REQUIREMENT: Work out how many lines in the listing below include the word "nazwisko". Give nothing but the number.

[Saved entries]

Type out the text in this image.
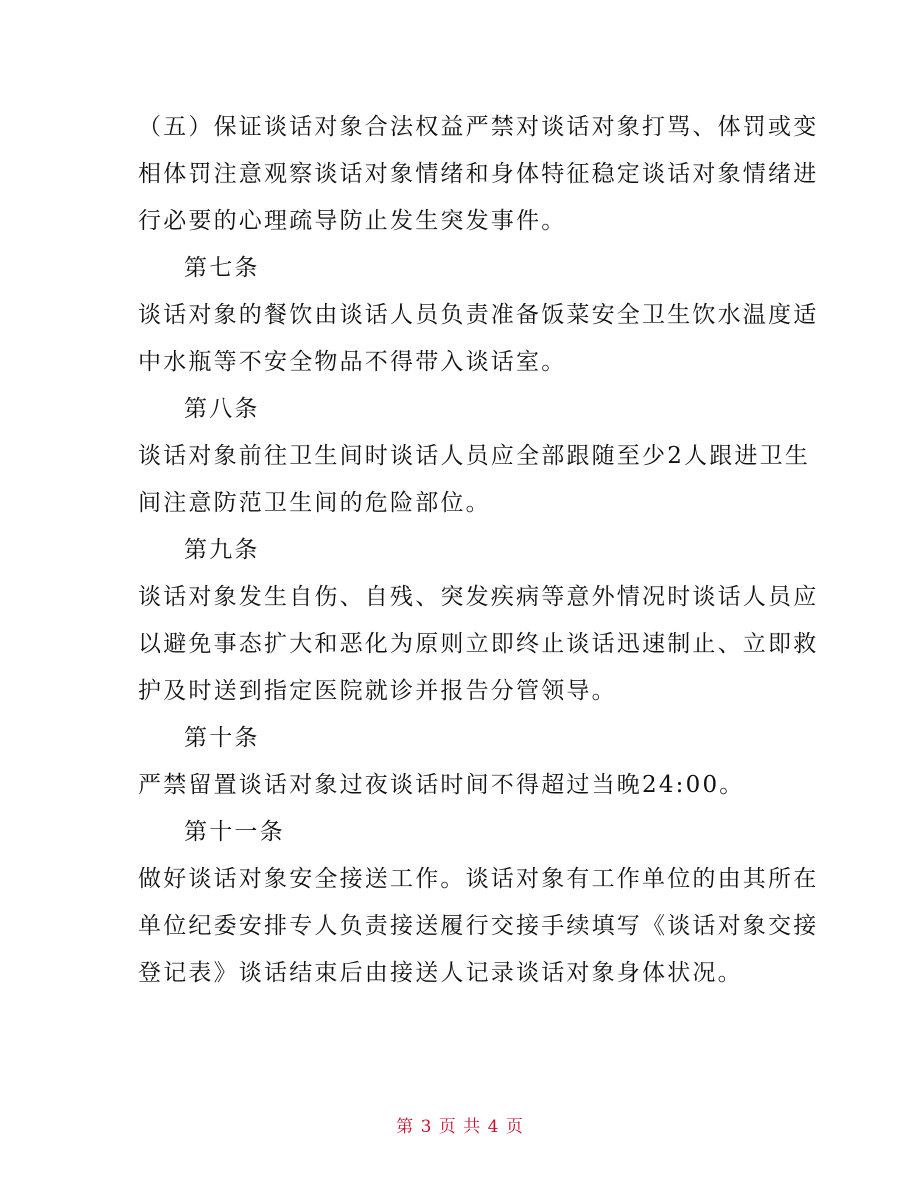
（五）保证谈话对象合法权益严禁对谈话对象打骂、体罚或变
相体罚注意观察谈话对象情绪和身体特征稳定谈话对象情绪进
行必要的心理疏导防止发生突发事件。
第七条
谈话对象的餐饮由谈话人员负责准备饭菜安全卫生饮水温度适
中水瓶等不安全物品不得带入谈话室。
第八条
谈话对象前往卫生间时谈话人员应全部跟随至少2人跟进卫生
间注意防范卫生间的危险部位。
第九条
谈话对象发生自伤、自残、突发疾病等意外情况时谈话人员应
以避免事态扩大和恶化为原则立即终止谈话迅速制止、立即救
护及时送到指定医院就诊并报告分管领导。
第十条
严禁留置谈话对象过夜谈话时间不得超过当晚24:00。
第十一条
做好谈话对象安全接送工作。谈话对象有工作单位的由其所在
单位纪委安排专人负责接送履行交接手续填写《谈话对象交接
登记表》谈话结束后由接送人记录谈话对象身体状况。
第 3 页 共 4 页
* * *
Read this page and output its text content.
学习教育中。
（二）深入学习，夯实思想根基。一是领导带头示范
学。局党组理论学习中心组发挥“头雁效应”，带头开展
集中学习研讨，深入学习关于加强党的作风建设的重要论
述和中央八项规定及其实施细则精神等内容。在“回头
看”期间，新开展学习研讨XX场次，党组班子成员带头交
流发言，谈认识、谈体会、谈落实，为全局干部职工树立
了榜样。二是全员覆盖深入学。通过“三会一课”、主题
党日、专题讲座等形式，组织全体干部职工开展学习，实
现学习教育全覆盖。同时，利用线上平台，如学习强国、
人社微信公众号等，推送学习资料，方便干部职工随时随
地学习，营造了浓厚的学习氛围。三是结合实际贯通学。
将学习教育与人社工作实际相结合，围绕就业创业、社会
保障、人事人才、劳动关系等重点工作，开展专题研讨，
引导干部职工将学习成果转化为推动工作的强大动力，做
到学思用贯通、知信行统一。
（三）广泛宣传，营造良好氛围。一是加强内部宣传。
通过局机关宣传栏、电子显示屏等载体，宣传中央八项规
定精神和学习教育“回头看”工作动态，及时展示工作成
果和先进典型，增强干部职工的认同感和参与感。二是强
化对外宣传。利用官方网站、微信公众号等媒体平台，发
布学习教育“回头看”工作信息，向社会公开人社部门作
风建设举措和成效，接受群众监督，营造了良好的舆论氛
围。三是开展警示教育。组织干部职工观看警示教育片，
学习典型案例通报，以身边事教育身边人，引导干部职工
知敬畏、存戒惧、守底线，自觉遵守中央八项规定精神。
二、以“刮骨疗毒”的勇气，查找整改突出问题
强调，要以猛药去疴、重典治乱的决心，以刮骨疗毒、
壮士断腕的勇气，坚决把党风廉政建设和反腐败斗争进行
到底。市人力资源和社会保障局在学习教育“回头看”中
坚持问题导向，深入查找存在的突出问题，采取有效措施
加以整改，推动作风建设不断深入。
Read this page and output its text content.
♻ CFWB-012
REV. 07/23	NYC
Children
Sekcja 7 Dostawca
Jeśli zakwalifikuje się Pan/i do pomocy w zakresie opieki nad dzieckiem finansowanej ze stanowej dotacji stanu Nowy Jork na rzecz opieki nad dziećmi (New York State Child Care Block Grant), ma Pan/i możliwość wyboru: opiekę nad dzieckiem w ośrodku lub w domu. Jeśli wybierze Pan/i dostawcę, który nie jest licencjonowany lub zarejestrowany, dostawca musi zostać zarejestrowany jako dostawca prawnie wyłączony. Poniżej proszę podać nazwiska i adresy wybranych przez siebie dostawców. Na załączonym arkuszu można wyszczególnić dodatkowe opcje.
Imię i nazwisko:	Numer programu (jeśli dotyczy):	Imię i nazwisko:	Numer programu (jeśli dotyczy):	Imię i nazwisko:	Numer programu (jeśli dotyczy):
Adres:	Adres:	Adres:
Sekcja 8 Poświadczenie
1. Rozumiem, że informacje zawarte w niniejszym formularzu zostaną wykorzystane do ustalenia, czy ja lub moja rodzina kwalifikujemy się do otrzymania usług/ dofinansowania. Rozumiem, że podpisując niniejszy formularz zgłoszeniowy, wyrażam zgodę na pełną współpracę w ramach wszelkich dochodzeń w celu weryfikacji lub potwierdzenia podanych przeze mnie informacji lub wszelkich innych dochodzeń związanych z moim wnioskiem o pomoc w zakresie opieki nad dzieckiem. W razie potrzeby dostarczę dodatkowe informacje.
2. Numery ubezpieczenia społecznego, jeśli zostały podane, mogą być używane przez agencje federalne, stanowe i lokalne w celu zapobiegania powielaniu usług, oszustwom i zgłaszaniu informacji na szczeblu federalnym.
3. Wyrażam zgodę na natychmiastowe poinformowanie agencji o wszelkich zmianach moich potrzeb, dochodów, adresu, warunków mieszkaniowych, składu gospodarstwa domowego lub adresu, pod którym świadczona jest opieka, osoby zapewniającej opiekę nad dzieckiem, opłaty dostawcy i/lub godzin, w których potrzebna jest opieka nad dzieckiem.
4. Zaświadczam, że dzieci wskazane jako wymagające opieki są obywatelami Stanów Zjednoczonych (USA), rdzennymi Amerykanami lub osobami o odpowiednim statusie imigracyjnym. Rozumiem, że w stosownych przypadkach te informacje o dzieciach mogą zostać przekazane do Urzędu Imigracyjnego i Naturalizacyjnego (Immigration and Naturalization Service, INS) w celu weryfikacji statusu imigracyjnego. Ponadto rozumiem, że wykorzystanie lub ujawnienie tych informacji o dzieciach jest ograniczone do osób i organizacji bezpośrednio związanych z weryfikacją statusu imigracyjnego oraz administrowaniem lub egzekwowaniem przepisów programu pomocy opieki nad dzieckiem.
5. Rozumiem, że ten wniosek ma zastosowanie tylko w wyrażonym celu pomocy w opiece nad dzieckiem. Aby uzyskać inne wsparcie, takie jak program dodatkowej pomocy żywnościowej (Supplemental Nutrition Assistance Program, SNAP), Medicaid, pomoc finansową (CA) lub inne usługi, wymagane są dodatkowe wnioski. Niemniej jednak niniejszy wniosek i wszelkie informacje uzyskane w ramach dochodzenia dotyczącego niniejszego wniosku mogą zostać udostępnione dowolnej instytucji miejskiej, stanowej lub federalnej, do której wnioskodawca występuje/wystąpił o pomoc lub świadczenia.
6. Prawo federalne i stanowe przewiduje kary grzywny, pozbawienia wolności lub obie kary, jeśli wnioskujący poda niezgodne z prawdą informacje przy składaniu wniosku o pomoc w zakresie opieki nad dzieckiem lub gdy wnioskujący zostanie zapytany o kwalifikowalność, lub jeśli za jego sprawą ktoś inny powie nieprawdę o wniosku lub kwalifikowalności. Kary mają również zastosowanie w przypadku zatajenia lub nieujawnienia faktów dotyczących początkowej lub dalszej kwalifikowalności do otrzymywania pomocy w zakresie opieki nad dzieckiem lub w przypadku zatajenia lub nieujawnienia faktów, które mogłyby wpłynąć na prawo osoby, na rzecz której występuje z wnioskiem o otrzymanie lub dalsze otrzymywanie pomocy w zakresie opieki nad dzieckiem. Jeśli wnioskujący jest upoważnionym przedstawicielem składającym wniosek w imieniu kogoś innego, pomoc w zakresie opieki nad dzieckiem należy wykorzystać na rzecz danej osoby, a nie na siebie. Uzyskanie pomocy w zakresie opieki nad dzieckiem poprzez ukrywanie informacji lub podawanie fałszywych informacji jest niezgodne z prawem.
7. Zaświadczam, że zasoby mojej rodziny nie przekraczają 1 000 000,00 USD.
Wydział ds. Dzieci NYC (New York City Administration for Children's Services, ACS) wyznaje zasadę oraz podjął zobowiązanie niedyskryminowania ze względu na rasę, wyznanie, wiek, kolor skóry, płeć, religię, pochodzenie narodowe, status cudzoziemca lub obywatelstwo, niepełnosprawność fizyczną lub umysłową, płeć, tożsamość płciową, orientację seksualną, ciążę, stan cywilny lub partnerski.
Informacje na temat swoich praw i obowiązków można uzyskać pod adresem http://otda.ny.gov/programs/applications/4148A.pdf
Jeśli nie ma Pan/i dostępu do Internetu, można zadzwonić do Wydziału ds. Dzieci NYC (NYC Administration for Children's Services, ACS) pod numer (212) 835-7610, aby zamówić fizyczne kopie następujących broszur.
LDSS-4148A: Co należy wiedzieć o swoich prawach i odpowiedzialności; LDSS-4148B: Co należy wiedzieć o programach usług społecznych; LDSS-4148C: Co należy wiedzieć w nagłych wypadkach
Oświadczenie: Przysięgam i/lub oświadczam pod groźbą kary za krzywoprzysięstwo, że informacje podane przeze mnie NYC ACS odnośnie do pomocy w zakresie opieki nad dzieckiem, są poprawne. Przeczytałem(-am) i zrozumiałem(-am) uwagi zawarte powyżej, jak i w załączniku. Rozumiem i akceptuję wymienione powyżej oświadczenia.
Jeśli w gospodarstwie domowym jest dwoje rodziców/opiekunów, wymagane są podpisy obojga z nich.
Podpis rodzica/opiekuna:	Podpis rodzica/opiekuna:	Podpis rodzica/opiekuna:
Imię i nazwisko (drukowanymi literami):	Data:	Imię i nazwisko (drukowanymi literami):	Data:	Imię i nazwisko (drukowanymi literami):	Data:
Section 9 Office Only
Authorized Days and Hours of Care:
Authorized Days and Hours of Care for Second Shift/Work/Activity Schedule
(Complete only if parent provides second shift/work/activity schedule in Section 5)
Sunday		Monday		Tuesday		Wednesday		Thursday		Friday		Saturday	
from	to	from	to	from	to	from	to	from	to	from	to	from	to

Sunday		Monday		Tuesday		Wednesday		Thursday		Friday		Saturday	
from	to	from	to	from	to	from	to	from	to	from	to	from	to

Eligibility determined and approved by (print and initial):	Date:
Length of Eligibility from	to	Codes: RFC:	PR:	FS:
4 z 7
--
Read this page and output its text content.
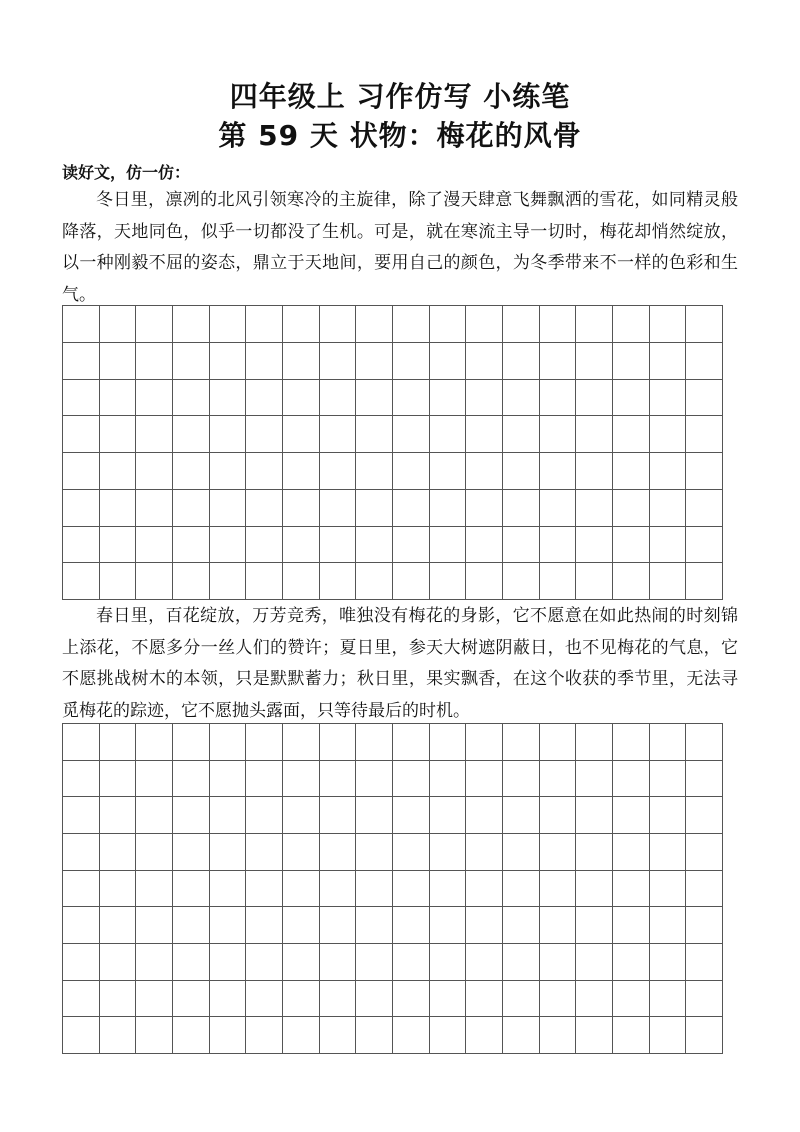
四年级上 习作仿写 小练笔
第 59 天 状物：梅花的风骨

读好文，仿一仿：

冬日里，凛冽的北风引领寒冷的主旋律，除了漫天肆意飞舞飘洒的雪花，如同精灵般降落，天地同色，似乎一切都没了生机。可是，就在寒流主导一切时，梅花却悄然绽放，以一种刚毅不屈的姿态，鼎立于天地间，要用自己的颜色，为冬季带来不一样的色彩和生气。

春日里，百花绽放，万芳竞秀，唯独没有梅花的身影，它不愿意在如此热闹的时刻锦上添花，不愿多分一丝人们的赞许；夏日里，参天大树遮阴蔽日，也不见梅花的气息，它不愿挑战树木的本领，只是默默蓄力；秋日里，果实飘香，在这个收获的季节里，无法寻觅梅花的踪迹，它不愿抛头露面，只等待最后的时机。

OUTPUT FOR THIS TASK: 2